── DATA SUPPLIED ──
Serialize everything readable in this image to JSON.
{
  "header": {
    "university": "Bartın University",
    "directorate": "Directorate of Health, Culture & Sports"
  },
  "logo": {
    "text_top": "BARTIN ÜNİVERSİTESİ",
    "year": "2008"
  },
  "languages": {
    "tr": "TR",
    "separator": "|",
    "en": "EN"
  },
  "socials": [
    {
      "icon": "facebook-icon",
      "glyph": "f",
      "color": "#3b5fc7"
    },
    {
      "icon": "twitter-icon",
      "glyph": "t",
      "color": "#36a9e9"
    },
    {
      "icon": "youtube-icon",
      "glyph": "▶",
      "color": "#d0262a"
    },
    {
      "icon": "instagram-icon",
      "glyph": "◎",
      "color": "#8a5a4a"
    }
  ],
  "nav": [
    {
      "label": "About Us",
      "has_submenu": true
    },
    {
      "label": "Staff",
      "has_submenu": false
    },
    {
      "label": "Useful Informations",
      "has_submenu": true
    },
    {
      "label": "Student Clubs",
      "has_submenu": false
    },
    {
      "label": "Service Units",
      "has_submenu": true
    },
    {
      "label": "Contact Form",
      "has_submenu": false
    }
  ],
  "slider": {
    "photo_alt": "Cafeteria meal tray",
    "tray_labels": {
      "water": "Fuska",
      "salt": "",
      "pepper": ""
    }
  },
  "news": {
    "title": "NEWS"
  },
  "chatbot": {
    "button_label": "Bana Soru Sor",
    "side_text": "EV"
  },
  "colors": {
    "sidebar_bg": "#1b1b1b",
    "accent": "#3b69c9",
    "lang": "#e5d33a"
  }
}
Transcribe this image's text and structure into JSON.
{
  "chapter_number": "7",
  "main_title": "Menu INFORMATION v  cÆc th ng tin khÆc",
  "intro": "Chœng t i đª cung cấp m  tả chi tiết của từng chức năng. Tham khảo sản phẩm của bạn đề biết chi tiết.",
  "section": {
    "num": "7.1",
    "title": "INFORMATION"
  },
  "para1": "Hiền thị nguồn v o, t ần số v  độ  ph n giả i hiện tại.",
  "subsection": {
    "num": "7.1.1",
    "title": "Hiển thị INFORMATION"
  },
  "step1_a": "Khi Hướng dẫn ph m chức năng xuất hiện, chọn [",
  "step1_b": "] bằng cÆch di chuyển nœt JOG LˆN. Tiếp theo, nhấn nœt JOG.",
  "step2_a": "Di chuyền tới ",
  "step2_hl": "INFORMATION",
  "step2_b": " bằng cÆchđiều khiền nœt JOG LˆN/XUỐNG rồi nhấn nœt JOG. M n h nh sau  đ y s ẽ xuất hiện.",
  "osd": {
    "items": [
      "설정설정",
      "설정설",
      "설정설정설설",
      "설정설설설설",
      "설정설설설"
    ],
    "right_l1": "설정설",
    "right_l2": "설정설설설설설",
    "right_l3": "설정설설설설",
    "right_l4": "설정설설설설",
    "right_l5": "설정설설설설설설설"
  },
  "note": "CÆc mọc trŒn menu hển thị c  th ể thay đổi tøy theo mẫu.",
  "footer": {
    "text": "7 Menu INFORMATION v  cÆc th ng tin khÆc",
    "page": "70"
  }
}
───
### BRIEF
Lines containing the string "nhấn" should be counted; reply with their number and nothing more.

### WRITTEN REPLY
2